** Supplied passage **
● ● ● ●

Once upon a time, Iraqis did not lock the doors to their houses and left them wide open.
Once upon a time, Baghdad nightlife was vibrant with street performers and the smell of mouth-watering food, not the odor of blood and death.
Once upon a time, Iraqi citizens could safely walk the streets with no thoughts of harm occurring.
Once upon a time, Iraqi children were not obliged to turn to prostitution to earn enough money for their families to buy food.
Once upon a time, a gallon of gasoline cost less than one cent in Iraq and there were no long lines at petrol stations.
Once upon a time, electricity was available 24 hours a day in Iraq.
Once upon a time, Iraqis were not worried about poisoning themselves when they drank water from their taps.
Once upon a time, Iraq led the Arab world in technology.
Once upon a time, Baghdad’s streets were clean, not strewn with garbage and human bodies.
Once upon a time, Iraq had a functioning government that addressed the needs of the citizenry of Iraq.

● ● ● ●

** Layout element annotations **

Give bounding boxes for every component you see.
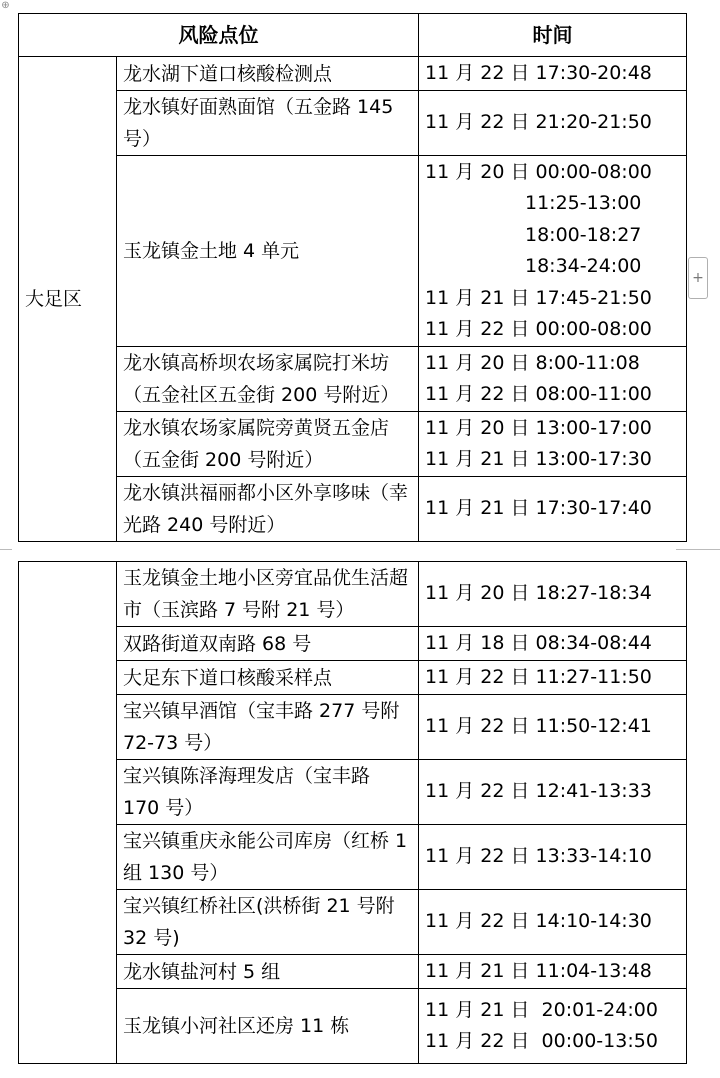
- header-place: 风险点位: [19, 14, 419, 57]
- table-row: [19, 156, 687, 347]
- time-cell: 11 月 22 日 21:20-21:50: [419, 91, 687, 156]
- risk-table-part-1: [18, 13, 687, 542]
- time-cell: 11 月 22 日 11:50-12:41: [419, 695, 687, 760]
- table-row: [19, 661, 687, 695]
- table-row: [19, 562, 687, 627]
- table-row: [19, 989, 687, 1064]
- place-cell: 龙水镇洪福丽都小区外享哆味（幸光路 240 号附近）: [117, 477, 419, 542]
- place-cell: 宝兴镇红桥社区(洪桥街 21 号附 32 号): [117, 890, 419, 955]
- place-cell: 玉龙镇金土地 4 单元: [117, 156, 419, 347]
- region-cell: 大足区: [19, 57, 117, 542]
- place-cell: 龙水镇盐河村 5 组: [117, 955, 419, 989]
- place-cell: 大足东下道口核酸采样点: [117, 661, 419, 695]
- place-cell: 双路街道双南路 68 号: [117, 627, 419, 661]
- time-cell: 11 月 20 日 13:00-17:00 11 月 21 日 13:00-17:30: [419, 412, 687, 477]
- table-header-row: [19, 14, 687, 57]
- time-cell: 11 月 20 日 18:27-18:34: [419, 562, 687, 627]
- time-cell: 11 月 22 日 11:27-11:50: [419, 661, 687, 695]
- table-move-handle[interactable]: ⊕: [1, 0, 10, 11]
- region-cell-empty: [19, 562, 117, 1064]
- place-cell: 宝兴镇重庆永能公司库房（红桥 1 组 130 号）: [117, 825, 419, 890]
- table-row: [19, 955, 687, 989]
- place-cell: 龙水镇好面熟面馆（五金路 145 号）: [117, 91, 419, 156]
- table-row: [19, 412, 687, 477]
- place-cell: 宝兴镇陈泽海理发店（宝丰路 170 号）: [117, 760, 419, 825]
- place-cell: 龙水湖下道口核酸检测点: [117, 57, 419, 91]
- time-cell: 11 月 22 日 13:33-14:10: [419, 825, 687, 890]
- risk-table-part-2: [18, 561, 687, 1064]
- time-cell: 11 月 18 日 08:34-08:44: [419, 627, 687, 661]
- page-break-mark-right: [676, 549, 720, 550]
- time-cell: 11 月 20 日 00:00-08:00 11:25-13:00 18:00-18:27 18:34-24:00 11 月 21 日 17:45-21:50 11 月 22 日 00:00-08:00: [419, 156, 687, 347]
- page-break-mark-left: [0, 549, 12, 550]
- table-row: [19, 890, 687, 955]
- time-cell: 11 月 22 日 14:10-14:30: [419, 890, 687, 955]
- table-row: [19, 760, 687, 825]
- time-cell: 11 月 22 日 12:41-13:33: [419, 760, 687, 825]
- add-row-button[interactable]: +: [688, 257, 708, 299]
- table-row: [19, 695, 687, 760]
- time-cell: 11 月 21 日 20:01-24:00 11 月 22 日 00:00-13:50: [419, 989, 687, 1064]
- time-cell: 11 月 20 日 8:00-11:08 11 月 22 日 08:00-11:00: [419, 347, 687, 412]
- place-cell: 玉龙镇金土地小区旁宜品优生活超市（玉滨路 7 号附 21 号）: [117, 562, 419, 627]
- header-time: 时间: [419, 14, 687, 57]
- place-cell: 玉龙镇小河社区还房 11 栋: [117, 989, 419, 1064]
- place-cell: 宝兴镇早酒馆（宝丰路 277 号附 72-73 号）: [117, 695, 419, 760]
- place-cell: 龙水镇农场家属院旁黄贤五金店（五金街 200 号附近）: [117, 412, 419, 477]
- table-row: [19, 347, 687, 412]
- time-cell: 11 月 21 日 11:04-13:48: [419, 955, 687, 989]
- table-row: [19, 825, 687, 890]
- table-row: [19, 477, 687, 542]
- time-cell: 11 月 22 日 17:30-20:48: [419, 57, 687, 91]
- table-row: [19, 91, 687, 156]
- table-row: [19, 57, 687, 91]
- table-row: [19, 627, 687, 661]
- time-cell: 11 月 21 日 17:30-17:40: [419, 477, 687, 542]
- place-cell: 龙水镇高桥坝农场家属院打米坊（五金社区五金街 200 号附近）: [117, 347, 419, 412]
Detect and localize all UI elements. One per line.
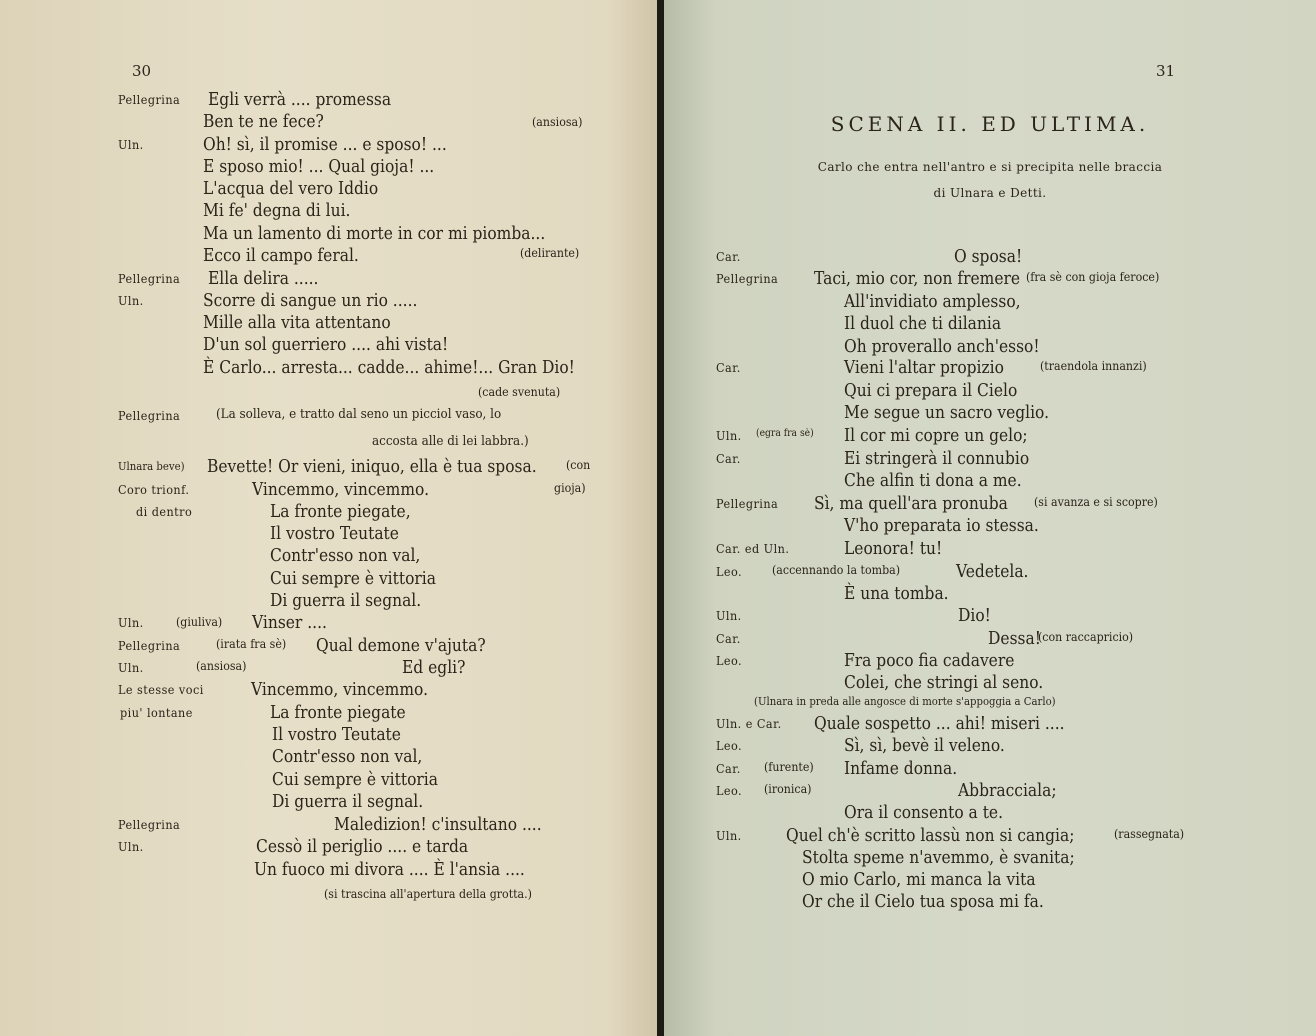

● ● ● ●

Can you output the Iraq passage starting at "Once upon a time, a" and ending at "citizenry of Iraq.", copied word for word?

Once upon a time, a gallon of gasoline cost less than one cent in Iraq and there were no long lines at petrol stations.
Once upon a time, electricity was available 24 hours a day in Iraq.
Once upon a time, Iraqis were not worried about poisoning themselves when they drank water from their taps.
Once upon a time, Iraq led the Arab world in technology.
Once upon a time, Baghdad’s streets were clean, not strewn with garbage and human bodies.
Once upon a time, Iraq had a functioning government that addressed the needs of the citizenry of Iraq.